*GIVEN INSTRUCTION*: Go through the material below, count the lines with the word "title", and reply with the count alone.

Stored entries:
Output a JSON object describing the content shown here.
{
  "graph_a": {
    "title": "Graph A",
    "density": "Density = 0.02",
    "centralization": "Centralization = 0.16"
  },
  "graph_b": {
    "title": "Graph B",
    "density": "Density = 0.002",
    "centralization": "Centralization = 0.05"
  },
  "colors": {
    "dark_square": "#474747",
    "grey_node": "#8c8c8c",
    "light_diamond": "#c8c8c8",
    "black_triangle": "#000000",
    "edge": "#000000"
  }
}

==

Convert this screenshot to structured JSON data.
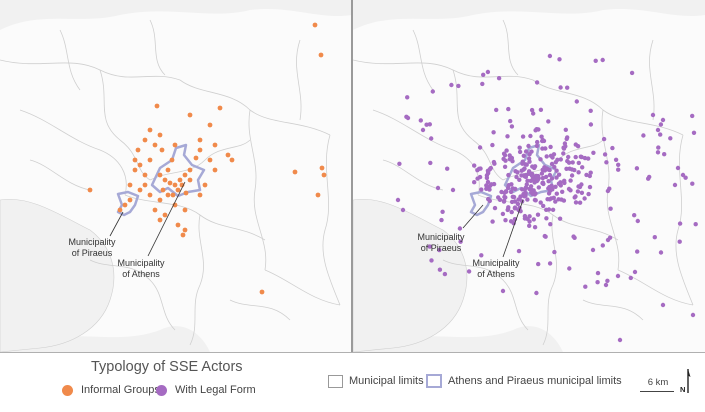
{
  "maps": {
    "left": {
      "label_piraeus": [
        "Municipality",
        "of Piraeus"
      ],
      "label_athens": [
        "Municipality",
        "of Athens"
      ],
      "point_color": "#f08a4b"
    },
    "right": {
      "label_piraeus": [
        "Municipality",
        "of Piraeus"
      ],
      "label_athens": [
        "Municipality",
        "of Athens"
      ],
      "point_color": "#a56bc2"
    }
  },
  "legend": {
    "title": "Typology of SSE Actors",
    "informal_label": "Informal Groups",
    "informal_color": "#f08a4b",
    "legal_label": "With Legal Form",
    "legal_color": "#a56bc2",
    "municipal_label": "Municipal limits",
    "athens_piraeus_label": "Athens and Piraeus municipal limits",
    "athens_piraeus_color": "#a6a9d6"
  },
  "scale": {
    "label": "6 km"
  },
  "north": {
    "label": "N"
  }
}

*FINAL ANSWER*: 3